### Task description:
Each line that includes the word "icon" counts once; give the total and nothing more.

··· Input rows ···

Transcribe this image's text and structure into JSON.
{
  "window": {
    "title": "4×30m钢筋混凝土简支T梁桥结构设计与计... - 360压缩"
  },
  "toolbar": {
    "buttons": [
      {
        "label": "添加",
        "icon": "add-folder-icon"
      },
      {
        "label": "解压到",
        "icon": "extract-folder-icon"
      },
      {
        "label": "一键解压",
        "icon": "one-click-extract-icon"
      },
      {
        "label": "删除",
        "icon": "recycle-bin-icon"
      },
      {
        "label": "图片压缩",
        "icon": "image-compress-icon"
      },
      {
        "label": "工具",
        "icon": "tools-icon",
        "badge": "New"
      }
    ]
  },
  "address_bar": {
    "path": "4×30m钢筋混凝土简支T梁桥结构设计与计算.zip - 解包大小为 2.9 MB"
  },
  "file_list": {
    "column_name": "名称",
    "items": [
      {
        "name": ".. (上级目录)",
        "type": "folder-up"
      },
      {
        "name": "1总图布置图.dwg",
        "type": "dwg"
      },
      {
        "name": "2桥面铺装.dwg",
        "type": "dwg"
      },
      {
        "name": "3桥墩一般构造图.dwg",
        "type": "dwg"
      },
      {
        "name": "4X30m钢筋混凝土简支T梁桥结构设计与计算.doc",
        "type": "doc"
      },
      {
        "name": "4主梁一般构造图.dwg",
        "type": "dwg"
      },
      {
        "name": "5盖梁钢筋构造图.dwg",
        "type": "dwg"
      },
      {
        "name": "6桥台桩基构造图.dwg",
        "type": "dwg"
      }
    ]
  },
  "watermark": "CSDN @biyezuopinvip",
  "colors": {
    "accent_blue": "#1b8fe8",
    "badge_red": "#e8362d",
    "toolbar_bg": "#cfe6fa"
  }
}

···
··· Input rows ···

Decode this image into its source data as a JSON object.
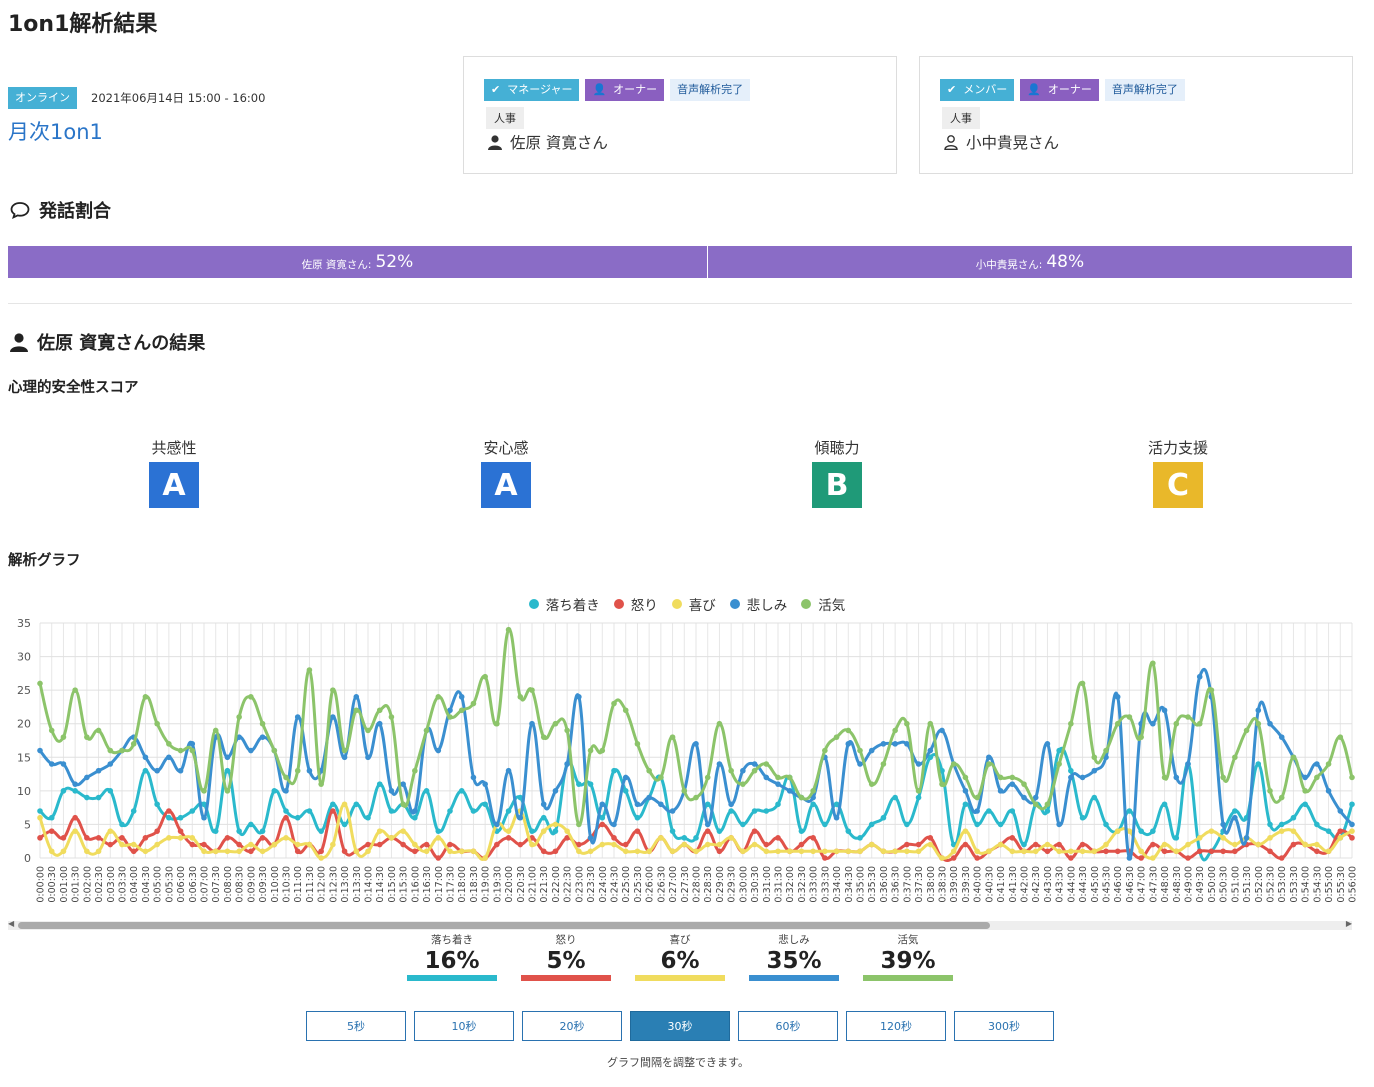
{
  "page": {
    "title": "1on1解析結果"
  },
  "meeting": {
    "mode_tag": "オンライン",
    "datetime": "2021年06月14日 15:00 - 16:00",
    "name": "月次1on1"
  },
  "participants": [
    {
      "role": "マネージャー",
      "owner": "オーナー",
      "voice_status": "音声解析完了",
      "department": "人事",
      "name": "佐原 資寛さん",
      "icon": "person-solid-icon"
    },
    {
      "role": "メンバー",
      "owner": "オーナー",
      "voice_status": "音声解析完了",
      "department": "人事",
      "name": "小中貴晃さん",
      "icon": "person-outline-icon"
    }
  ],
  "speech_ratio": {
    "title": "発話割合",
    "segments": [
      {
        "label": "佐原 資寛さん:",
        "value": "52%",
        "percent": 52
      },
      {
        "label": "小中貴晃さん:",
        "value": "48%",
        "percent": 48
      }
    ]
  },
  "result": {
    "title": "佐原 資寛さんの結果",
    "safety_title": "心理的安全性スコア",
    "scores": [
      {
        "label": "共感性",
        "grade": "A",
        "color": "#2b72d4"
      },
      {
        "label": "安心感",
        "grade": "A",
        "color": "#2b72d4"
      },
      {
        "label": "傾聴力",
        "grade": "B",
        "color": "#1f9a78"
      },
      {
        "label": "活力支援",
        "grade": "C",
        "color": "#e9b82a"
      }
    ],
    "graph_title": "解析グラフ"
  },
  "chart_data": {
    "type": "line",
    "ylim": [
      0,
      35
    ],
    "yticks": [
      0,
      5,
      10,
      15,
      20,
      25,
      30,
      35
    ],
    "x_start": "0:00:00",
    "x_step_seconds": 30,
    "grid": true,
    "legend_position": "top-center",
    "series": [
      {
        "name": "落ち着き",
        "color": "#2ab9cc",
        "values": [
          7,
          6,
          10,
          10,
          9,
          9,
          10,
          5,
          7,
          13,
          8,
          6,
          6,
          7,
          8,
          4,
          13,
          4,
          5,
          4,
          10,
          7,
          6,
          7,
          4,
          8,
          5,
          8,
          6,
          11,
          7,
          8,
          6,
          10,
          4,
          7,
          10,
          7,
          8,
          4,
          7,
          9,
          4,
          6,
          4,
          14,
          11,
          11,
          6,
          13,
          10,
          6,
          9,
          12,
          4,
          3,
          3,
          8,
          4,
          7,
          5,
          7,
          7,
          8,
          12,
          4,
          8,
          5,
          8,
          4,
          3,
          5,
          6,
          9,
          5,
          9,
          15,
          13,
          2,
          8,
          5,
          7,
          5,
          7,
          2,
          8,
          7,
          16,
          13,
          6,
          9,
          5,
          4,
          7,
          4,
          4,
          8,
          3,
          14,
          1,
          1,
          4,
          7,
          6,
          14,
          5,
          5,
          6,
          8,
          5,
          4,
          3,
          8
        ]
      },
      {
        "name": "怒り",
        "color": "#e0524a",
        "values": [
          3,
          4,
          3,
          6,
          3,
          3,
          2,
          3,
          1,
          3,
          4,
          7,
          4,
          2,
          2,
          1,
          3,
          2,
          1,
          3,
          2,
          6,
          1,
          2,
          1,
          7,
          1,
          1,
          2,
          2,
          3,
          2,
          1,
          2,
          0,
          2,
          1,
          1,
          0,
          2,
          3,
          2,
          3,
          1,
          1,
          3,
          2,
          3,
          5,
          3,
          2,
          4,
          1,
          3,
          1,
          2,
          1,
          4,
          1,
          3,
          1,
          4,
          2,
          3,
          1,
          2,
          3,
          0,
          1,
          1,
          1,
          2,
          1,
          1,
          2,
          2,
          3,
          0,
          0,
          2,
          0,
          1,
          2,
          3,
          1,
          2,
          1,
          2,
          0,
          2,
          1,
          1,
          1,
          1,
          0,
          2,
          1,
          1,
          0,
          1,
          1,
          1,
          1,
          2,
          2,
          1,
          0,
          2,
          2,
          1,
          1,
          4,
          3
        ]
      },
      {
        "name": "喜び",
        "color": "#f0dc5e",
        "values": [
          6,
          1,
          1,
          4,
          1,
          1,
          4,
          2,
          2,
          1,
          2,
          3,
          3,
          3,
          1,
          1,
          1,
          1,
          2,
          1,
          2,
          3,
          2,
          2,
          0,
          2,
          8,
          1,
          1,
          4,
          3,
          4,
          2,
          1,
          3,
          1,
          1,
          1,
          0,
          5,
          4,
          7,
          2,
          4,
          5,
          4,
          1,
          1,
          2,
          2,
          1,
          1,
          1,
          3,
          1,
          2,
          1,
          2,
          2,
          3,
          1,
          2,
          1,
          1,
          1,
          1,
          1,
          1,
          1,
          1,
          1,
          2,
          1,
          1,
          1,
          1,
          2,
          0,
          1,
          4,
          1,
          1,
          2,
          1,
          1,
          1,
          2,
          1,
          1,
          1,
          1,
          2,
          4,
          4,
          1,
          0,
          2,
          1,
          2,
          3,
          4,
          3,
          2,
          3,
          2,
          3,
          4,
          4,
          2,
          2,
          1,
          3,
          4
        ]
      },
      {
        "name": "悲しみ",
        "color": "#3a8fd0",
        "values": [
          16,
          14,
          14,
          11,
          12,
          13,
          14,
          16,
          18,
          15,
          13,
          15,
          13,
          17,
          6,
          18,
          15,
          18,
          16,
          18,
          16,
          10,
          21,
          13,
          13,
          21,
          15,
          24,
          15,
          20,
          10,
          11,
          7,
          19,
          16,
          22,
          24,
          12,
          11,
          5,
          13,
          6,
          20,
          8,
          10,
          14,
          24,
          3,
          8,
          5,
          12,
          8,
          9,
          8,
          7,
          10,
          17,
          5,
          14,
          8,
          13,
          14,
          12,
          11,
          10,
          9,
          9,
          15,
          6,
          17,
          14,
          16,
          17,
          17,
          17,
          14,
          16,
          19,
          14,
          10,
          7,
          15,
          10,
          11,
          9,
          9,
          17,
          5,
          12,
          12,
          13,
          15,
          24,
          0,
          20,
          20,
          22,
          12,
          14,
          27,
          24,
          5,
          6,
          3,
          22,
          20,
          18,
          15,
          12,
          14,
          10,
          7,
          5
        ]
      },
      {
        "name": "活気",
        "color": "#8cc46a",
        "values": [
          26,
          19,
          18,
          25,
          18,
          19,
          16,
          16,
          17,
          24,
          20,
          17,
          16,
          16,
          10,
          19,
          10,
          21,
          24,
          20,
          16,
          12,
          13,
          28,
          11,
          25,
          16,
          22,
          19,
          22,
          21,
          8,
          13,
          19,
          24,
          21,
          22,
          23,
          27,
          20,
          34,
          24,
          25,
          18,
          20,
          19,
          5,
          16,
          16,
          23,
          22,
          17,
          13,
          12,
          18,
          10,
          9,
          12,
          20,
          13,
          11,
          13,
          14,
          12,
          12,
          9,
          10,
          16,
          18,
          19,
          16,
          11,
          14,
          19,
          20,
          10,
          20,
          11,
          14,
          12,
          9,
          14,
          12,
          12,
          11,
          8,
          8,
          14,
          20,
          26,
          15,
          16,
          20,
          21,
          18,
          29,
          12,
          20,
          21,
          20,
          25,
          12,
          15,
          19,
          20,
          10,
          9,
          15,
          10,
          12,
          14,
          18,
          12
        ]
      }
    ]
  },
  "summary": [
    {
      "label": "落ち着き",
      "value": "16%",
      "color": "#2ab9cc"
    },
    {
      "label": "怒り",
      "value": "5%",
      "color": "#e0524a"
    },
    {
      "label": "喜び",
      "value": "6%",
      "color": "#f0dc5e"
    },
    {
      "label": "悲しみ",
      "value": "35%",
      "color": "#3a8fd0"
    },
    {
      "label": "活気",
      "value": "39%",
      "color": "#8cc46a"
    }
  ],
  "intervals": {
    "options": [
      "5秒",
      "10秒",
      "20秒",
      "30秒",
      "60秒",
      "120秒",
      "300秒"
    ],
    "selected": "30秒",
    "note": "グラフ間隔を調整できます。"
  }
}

···

### The completed task:
8